-- start Text extract --
Two is One, One is None

August 2009

For Back Lane West’s inaugural show Two is One, One is None, three artists have each chosen an artist to join forces with to produce new work in a fast and immediate manner. Patrick Lowry, Steven Paige and Alison Sharkey have chosen to work with Ben Rowe, Clare Thornton and Alex Schady respectively.

The work being produced is a spontaneous and immediate reaction to the act of partnering and negotiation. Without much preamble the focus has been on making work, without any over arching theme or curatorial line. What is a concern are the practicalities of making work, having somewhere to show it and the relations that can make this happen. Part experiment and part challenge the results are as much a dialogue between the participants as pieces of work.

Back Lane West, is a newly initiated space/place/repository, whose vision is to host and present national and international artists’ works and projects in Cornwall, UK, and reverse this relationship to work nationally and internationally. Its mission is to enable artists to present and exhibit their work and projects to their peers and chosen audience. The potential uses of the existing project space are not limited and a variety of outcomes and events are planned for the foreseeable future, including invited artists, residency programmes, artists¹ talks and exchanges. Back Lane West is currently self-funded, being flexible in how it programmes and presents projects. In the first show the three founding members were working with artists based in Bristol and London to collaborate and create work.

The results of this endeavour was exhibited in the project space Sat 29 and Sunday 30 August 2009.
-- end Text extract --
-- start Data extract --
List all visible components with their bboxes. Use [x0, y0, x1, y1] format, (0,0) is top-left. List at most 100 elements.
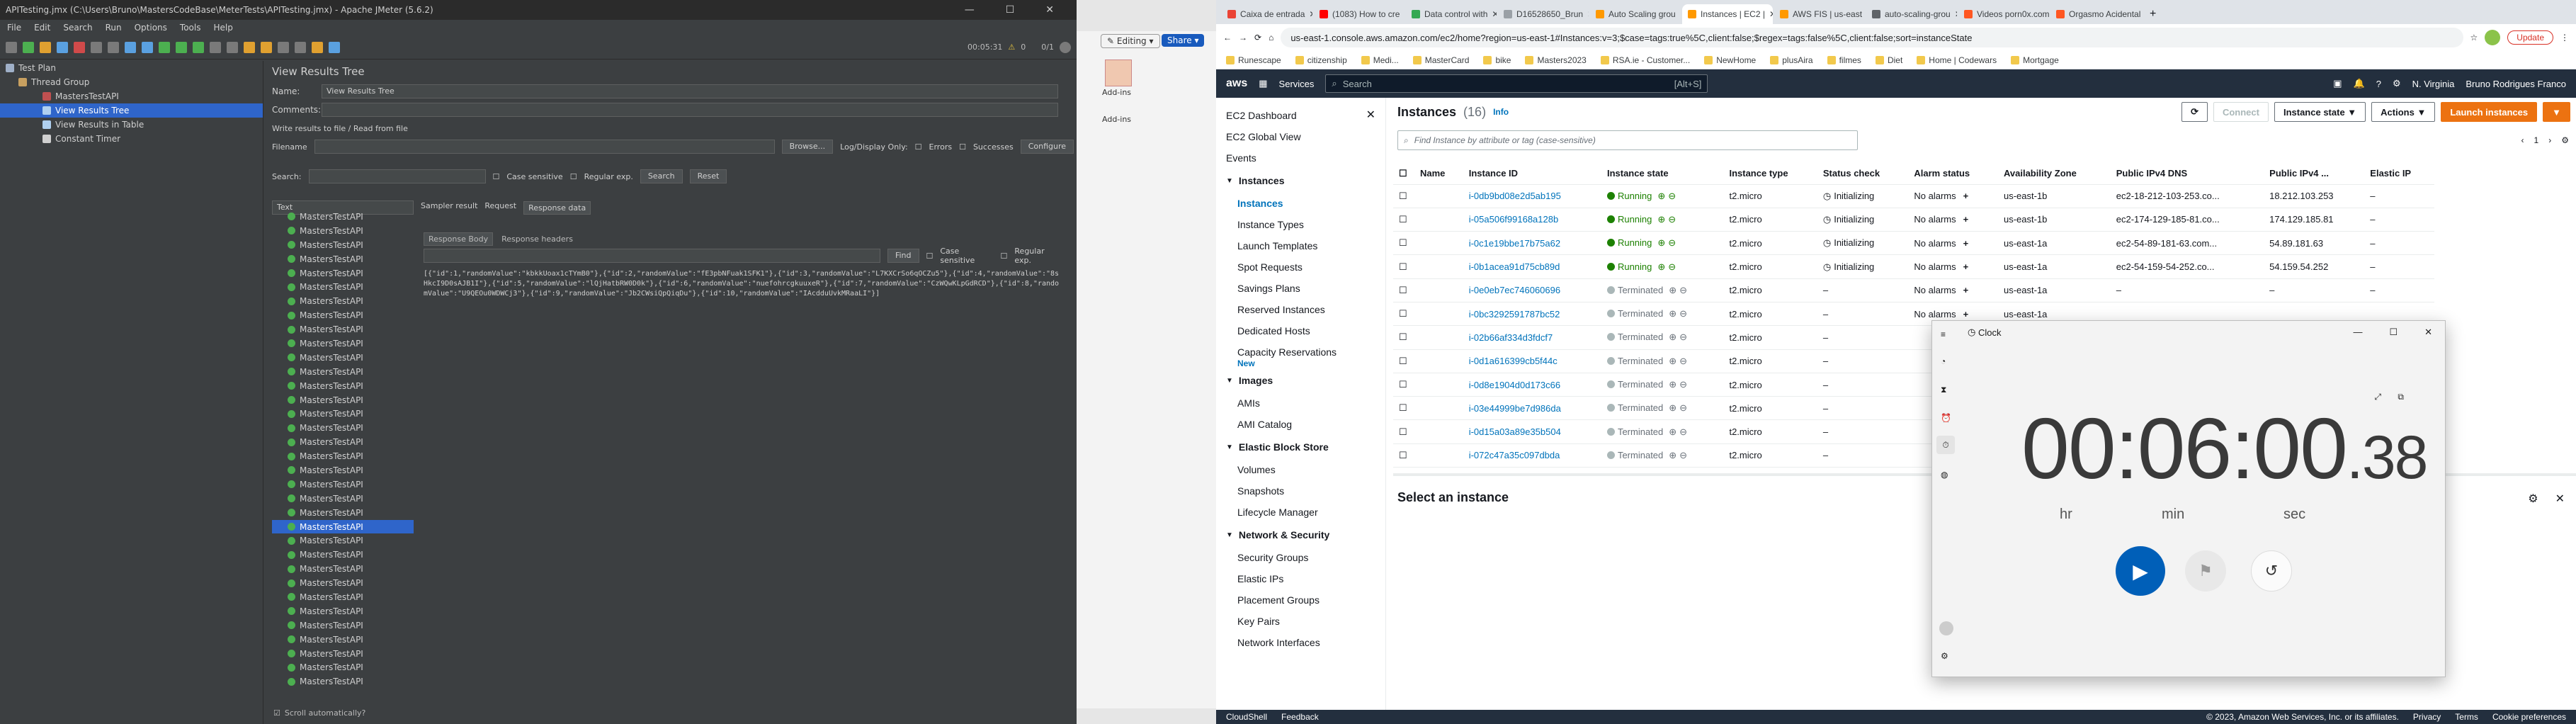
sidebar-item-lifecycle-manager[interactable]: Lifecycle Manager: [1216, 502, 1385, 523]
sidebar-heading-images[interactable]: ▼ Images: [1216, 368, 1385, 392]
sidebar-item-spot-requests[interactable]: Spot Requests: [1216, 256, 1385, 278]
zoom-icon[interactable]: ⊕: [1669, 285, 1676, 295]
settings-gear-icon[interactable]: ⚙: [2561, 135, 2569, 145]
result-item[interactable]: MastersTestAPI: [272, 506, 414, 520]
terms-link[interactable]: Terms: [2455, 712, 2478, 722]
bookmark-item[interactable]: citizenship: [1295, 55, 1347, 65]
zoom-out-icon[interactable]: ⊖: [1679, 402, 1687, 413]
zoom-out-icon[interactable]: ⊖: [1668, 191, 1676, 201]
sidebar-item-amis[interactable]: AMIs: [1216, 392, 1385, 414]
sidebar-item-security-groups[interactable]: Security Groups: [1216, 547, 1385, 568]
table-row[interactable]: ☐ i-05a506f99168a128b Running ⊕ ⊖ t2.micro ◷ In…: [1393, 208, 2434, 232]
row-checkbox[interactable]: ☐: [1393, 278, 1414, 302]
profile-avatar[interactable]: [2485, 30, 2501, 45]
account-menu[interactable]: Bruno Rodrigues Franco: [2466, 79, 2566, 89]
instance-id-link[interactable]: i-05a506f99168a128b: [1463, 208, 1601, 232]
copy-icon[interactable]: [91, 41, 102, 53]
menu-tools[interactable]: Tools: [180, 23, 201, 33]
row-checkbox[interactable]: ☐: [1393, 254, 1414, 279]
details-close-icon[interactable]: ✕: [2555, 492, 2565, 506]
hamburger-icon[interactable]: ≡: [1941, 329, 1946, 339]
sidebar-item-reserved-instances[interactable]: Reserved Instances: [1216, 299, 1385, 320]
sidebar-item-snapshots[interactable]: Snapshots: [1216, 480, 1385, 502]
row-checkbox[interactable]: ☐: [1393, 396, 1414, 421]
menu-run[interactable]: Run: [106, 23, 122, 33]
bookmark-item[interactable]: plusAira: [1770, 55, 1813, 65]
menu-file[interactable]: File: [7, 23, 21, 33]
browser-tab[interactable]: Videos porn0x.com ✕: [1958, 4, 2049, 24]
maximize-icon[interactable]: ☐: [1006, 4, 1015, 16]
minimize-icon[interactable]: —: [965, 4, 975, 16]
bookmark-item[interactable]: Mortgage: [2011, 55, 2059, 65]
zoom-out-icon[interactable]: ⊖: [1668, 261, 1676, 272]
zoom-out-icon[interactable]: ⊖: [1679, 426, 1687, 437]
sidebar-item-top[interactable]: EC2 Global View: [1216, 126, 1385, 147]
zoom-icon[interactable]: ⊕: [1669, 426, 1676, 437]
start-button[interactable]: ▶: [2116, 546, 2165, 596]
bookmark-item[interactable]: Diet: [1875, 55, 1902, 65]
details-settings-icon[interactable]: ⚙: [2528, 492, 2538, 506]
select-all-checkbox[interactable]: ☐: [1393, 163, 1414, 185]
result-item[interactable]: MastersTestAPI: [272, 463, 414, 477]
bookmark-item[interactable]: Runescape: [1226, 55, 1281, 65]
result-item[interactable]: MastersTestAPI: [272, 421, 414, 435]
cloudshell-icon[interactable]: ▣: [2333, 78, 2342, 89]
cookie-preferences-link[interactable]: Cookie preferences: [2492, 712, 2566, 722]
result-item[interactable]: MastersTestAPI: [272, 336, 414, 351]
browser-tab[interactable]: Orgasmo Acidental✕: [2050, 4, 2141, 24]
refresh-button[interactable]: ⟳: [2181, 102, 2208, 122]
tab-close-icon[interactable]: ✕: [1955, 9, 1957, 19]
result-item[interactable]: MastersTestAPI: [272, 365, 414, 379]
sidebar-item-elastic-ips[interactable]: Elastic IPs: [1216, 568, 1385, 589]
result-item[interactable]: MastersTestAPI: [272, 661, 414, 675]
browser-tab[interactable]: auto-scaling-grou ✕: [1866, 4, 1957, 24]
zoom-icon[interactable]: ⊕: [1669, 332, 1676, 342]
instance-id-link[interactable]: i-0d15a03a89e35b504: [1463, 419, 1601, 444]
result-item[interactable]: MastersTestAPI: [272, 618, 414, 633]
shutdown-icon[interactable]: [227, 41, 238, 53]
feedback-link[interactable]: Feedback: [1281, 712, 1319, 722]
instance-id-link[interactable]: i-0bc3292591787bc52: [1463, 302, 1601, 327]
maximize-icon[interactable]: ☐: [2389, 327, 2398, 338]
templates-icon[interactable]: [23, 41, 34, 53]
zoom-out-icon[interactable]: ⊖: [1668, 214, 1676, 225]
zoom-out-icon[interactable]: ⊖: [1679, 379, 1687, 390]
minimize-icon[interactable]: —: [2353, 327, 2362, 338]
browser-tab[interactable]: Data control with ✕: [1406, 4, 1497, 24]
-- end Data extract --
» **Required tasks**:
1. In the exhibition text, which artist did Alison Sharkey choose to work with?
2. In the records, change "citizenship" to "passport" in the lines starting at the one containing "502, 1385, 523]" and ending at the one containing "bookmark-item[interactable]: citizenship: [1295, 55, 1347, 65]", leaving everything else as is. Return only those lines.

» **Final answers**:
1. Alex Schady

2.
sidebar-item-lifecycle-manager[interactable]: Lifecycle Manager: [1216, 502, 1385, 523]
sidebar-heading-images[interactable]: ▼ Images: [1216, 368, 1385, 392]
sidebar-item-spot-requests[interactable]: Spot Requests: [1216, 256, 1385, 278]
zoom-icon[interactable]: ⊕: [1669, 285, 1676, 295]
settings-gear-icon[interactable]: ⚙: [2561, 135, 2569, 145]
result-item[interactable]: MastersTestAPI: [272, 506, 414, 520]
terms-link[interactable]: Terms: [2455, 712, 2478, 722]
bookmark-item[interactable]: passport: [1295, 55, 1347, 65]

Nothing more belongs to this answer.